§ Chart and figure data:
········

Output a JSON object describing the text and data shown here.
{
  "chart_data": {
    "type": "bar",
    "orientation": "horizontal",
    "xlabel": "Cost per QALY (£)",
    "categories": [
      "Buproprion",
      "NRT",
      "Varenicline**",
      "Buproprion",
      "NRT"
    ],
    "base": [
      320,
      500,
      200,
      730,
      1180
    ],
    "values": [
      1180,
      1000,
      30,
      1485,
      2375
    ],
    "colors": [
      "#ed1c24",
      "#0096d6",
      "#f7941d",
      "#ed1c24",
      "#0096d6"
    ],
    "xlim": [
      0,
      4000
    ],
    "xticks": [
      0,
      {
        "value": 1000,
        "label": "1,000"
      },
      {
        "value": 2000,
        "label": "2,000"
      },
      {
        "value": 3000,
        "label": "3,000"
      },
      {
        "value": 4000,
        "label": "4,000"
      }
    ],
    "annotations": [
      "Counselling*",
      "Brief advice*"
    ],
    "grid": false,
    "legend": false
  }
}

········

§ Given exercise: Print all of the entries exactly as they are written.

§ Response:
Output a JSON object describing the text and data shown here.
{
  "chart_data": {
    "type": "bar",
    "orientation": "horizontal",
    "xlabel": "Cost per QALY (£)",
    "categories": [
      "Buproprion",
      "NRT",
      "Varenicline**",
      "Buproprion",
      "NRT"
    ],
    "base": [
      320,
      500,
      200,
      730,
      1180
    ],
    "values": [
      1180,
      1000,
      30,
      1485,
      2375
    ],
    "colors": [
      "#ed1c24",
      "#0096d6",
      "#f7941d",
      "#ed1c24",
      "#0096d6"
    ],
    "xlim": [
      0,
      4000
    ],
    "xticks": [
      0,
      {
        "value": 1000,
        "label": "1,000"
      },
      {
        "value": 2000,
        "label": "2,000"
      },
      {
        "value": 3000,
        "label": "3,000"
      },
      {
        "value": 4000,
        "label": "4,000"
      }
    ],
    "annotations": [
      "Counselling*",
      "Brief advice*"
    ],
    "grid": false,
    "legend": false
  }
}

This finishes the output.